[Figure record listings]
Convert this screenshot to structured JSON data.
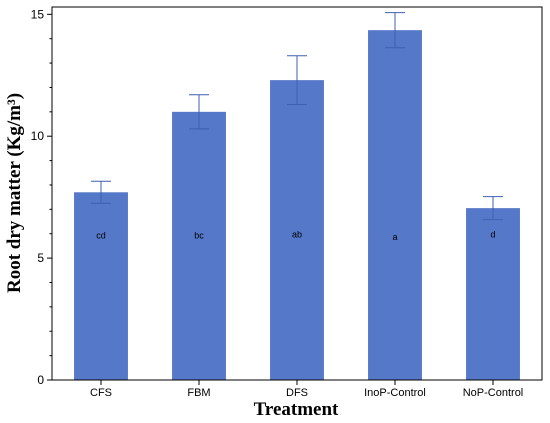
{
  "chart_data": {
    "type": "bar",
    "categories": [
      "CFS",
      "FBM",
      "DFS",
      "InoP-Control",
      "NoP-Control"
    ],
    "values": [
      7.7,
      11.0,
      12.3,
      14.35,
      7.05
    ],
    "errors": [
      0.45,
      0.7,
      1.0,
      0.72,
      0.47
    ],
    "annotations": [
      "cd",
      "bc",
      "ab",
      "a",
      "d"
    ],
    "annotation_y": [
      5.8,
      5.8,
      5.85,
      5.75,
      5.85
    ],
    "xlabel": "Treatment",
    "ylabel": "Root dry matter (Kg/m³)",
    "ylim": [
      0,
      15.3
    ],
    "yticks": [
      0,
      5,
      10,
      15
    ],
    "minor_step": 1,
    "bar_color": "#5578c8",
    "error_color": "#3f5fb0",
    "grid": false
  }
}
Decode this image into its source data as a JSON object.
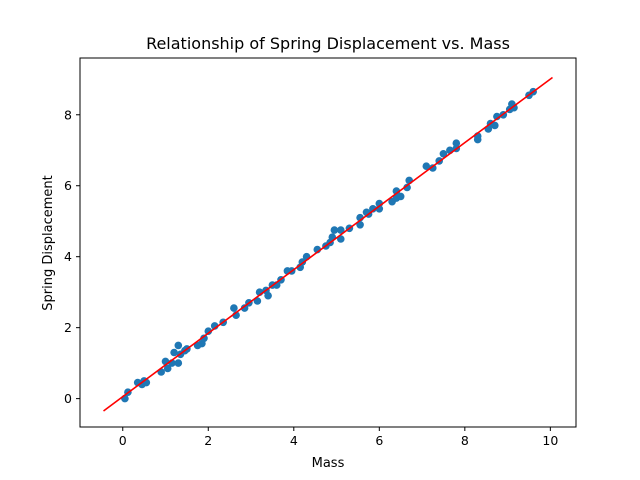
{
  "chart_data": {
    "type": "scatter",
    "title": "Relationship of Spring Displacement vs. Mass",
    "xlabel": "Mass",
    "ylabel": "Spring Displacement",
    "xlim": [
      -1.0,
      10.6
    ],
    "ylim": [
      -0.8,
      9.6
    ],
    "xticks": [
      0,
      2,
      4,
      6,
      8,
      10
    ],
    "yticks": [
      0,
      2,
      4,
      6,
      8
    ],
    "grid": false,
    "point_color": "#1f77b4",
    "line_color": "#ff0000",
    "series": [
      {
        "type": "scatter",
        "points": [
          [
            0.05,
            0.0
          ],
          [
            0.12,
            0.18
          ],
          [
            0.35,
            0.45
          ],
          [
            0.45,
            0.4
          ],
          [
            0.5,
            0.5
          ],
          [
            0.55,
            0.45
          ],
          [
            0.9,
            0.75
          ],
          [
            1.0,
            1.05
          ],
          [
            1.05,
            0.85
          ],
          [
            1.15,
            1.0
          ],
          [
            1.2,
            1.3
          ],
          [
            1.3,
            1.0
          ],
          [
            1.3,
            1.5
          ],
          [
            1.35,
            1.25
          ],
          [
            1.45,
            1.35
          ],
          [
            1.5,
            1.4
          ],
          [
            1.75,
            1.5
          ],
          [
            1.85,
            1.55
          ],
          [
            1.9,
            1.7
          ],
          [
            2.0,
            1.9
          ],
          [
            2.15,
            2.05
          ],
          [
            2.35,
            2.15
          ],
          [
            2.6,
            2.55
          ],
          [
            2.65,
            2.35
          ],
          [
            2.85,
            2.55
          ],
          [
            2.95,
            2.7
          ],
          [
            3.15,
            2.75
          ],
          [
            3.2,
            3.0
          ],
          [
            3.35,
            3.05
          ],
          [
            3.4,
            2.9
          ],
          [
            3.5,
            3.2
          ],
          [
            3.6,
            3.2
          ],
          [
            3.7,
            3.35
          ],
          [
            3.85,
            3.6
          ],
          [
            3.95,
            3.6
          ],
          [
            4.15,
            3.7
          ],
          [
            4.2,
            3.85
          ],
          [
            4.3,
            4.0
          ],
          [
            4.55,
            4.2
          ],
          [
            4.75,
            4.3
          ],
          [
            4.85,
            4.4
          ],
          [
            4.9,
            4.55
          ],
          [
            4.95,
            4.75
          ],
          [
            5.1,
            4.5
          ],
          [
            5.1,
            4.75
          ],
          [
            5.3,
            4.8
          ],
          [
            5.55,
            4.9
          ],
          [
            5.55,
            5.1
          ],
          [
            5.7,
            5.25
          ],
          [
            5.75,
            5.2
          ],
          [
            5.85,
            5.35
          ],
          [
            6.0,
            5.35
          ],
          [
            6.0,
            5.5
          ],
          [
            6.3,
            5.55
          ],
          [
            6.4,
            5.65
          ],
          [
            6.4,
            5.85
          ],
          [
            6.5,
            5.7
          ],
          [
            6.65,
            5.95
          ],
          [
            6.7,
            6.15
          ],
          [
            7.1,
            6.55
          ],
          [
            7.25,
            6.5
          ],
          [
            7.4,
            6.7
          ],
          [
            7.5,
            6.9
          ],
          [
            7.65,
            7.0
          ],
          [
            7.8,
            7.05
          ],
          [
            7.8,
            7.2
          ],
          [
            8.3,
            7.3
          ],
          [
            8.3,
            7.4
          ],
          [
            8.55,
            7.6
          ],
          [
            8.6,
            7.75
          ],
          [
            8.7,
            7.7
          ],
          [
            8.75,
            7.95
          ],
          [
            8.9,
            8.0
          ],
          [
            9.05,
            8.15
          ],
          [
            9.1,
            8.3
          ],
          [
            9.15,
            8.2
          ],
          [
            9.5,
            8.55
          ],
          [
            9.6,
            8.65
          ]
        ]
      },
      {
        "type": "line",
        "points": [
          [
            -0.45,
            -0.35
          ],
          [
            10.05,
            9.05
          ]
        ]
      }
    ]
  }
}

==

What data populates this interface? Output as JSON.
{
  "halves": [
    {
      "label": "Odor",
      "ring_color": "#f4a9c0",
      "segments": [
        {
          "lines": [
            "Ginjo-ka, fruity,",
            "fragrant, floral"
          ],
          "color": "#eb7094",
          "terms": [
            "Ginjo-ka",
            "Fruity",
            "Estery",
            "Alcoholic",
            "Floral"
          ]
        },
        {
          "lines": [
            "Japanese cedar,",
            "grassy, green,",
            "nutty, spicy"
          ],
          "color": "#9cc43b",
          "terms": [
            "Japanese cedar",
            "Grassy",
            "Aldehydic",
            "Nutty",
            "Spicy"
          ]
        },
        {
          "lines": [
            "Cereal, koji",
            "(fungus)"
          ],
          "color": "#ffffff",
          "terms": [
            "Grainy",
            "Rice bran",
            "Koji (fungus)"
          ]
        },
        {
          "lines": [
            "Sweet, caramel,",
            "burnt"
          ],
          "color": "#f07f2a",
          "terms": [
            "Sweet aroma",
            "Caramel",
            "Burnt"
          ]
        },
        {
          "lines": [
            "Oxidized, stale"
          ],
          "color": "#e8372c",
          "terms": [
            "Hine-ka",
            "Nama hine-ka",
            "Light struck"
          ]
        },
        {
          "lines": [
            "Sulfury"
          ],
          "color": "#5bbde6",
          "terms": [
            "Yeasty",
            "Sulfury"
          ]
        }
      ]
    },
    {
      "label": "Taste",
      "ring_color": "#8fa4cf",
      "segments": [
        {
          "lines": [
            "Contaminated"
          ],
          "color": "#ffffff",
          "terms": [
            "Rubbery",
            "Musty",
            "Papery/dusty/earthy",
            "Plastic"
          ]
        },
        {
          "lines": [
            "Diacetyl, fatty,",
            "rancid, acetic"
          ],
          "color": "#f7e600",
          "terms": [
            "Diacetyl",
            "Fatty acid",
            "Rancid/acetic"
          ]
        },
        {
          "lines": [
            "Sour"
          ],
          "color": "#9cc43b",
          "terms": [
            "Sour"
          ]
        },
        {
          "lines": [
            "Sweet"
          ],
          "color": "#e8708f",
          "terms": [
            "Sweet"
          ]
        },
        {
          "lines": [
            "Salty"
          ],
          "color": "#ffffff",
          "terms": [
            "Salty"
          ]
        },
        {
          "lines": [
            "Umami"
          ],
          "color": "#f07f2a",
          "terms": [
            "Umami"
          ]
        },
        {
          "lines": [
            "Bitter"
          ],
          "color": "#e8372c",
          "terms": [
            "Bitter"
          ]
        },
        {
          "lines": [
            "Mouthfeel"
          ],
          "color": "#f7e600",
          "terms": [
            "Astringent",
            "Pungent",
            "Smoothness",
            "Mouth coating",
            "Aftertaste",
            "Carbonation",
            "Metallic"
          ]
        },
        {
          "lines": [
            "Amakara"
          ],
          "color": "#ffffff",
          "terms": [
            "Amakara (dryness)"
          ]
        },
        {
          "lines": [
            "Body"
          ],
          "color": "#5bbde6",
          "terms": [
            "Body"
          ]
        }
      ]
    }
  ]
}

# Description of the task
Count how many lines of the data include the word "Spring". Your reply should be that number alone.

# Answer to this task
2